EXERCISE - Output the material below unchanged, apart from leaving out the pictures.

(Extracted data entries)
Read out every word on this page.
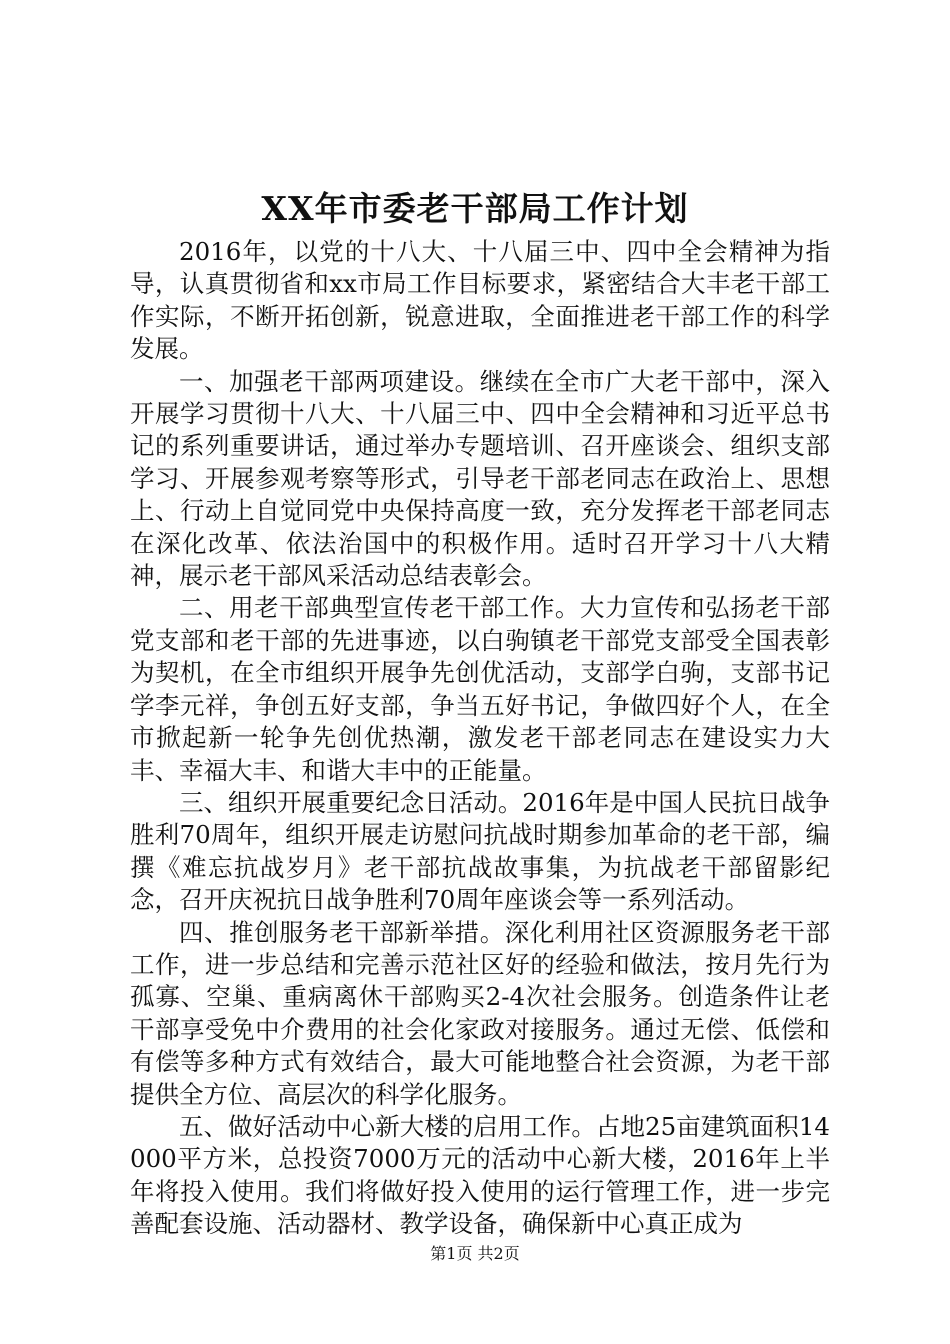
XX年市委老干部局工作计划

2016年，以党的十八大、十八届三中、四中全会精神为指导，认真贯彻省和xx市局工作目标要求，紧密结合大丰老干部工作实际，不断开拓创新，锐意进取，全面推进老干部工作的科学发展。

一、加强老干部两项建设。继续在全市广大老干部中，深入开展学习贯彻十八大、十八届三中、四中全会精神和习近平总书记的系列重要讲话，通过举办专题培训、召开座谈会、组织支部学习、开展参观考察等形式，引导老干部老同志在政治上、思想上、行动上自觉同党中央保持高度一致，充分发挥老干部老同志在深化改革、依法治国中的积极作用。适时召开学习十八大精神，展示老干部风采活动总结表彰会。

二、用老干部典型宣传老干部工作。大力宣传和弘扬老干部党支部和老干部的先进事迹，以白驹镇老干部党支部受全国表彰为契机，在全市组织开展争先创优活动，支部学白驹，支部书记学李元祥，争创五好支部，争当五好书记，争做四好个人，在全市掀起新一轮争先创优热潮，激发老干部老同志在建设实力大丰、幸福大丰、和谐大丰中的正能量。

三、组织开展重要纪念日活动。2016年是中国人民抗日战争胜利70周年，组织开展走访慰问抗战时期参加革命的老干部，编撰《难忘抗战岁月》老干部抗战故事集，为抗战老干部留影纪念，召开庆祝抗日战争胜利70周年座谈会等一系列活动。

四、推创服务老干部新举措。深化利用社区资源服务老干部工作，进一步总结和完善示范社区好的经验和做法，按月先行为孤寡、空巢、重病离休干部购买2-4次社会服务。创造条件让老干部享受免中介费用的社会化家政对接服务。通过无偿、低偿和有偿等多种方式有效结合，最大可能地整合社会资源，为老干部提供全方位、高层次的科学化服务。

五、做好活动中心新大楼的启用工作。占地25亩建筑面积14000平方米，总投资7000万元的活动中心新大楼，2016年上半年将投入使用。我们将做好投入使用的运行管理工作，进一步完善配套设施、活动器材、教学设备，确保新中心真正成为

第1页 共2页
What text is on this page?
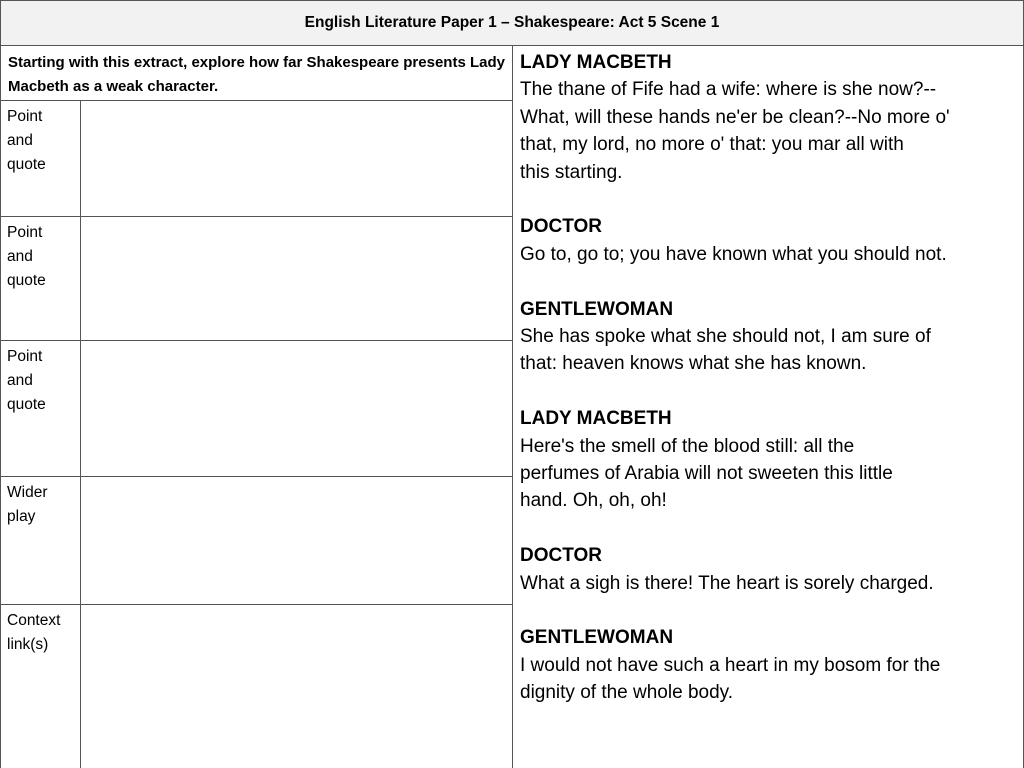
English Literature Paper 1 – Shakespeare: Act 5 Scene 1
Starting with this extract, explore how far Shakespeare presents Lady Macbeth as a weak character.
Point
and
quote
Point
and
quote
Point
and
quote
Wider
play
Context
link(s)
LADY MACBETH
The thane of Fife had a wife: where is she now?--
What, will these hands ne'er be clean?--No more o'
that, my lord, no more o' that: you mar all with
this starting.
DOCTOR
Go to, go to; you have known what you should not.
GENTLEWOMAN
She has spoke what she should not, I am sure of
that: heaven knows what she has known.
LADY MACBETH
Here's the smell of the blood still: all the
perfumes of Arabia will not sweeten this little
hand. Oh, oh, oh!
DOCTOR
What a sigh is there! The heart is sorely charged.
GENTLEWOMAN
I would not have such a heart in my bosom for the
dignity of the whole body.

FINAL RESULT -
Read out every word on this page.
XX年市委老干部局工作计划

2016年，以党的十八大、十八届三中、四中全会精神为指导，认真贯彻省和xx市局工作目标要求，紧密结合大丰老干部工作实际，不断开拓创新，锐意进取，全面推进老干部工作的科学发展。

一、加强老干部两项建设。继续在全市广大老干部中，深入开展学习贯彻十八大、十八届三中、四中全会精神和习近平总书记的系列重要讲话，通过举办专题培训、召开座谈会、组织支部学习、开展参观考察等形式，引导老干部老同志在政治上、思想上、行动上自觉同党中央保持高度一致，充分发挥老干部老同志在深化改革、依法治国中的积极作用。适时召开学习十八大精神，展示老干部风采活动总结表彰会。

二、用老干部典型宣传老干部工作。大力宣传和弘扬老干部党支部和老干部的先进事迹，以白驹镇老干部党支部受全国表彰为契机，在全市组织开展争先创优活动，支部学白驹，支部书记学李元祥，争创五好支部，争当五好书记，争做四好个人，在全市掀起新一轮争先创优热潮，激发老干部老同志在建设实力大丰、幸福大丰、和谐大丰中的正能量。

三、组织开展重要纪念日活动。2016年是中国人民抗日战争胜利70周年，组织开展走访慰问抗战时期参加革命的老干部，编撰《难忘抗战岁月》老干部抗战故事集，为抗战老干部留影纪念，召开庆祝抗日战争胜利70周年座谈会等一系列活动。

四、推创服务老干部新举措。深化利用社区资源服务老干部工作，进一步总结和完善示范社区好的经验和做法，按月先行为孤寡、空巢、重病离休干部购买2-4次社会服务。创造条件让老干部享受免中介费用的社会化家政对接服务。通过无偿、低偿和有偿等多种方式有效结合，最大可能地整合社会资源，为老干部提供全方位、高层次的科学化服务。

五、做好活动中心新大楼的启用工作。占地25亩建筑面积14000平方米，总投资7000万元的活动中心新大楼，2016年上半年将投入使用。我们将做好投入使用的运行管理工作，进一步完善配套设施、活动器材、教学设备，确保新中心真正成为

第1页 共2页
What text is on this page?
English Literature Paper 1 – Shakespeare: Act 5 Scene 1
Starting with this extract, explore how far Shakespeare presents Lady Macbeth as a weak character.
Point
and
quote
Point
and
quote
Point
and
quote
Wider
play
Context
link(s)
LADY MACBETH
The thane of Fife had a wife: where is she now?--
What, will these hands ne'er be clean?--No more o'
that, my lord, no more o' that: you mar all with
this starting.
DOCTOR
Go to, go to; you have known what you should not.
GENTLEWOMAN
She has spoke what she should not, I am sure of
that: heaven knows what she has known.
LADY MACBETH
Here's the smell of the blood still: all the
perfumes of Arabia will not sweeten this little
hand. Oh, oh, oh!
DOCTOR
What a sigh is there! The heart is sorely charged.
GENTLEWOMAN
I would not have such a heart in my bosom for the
dignity of the whole body.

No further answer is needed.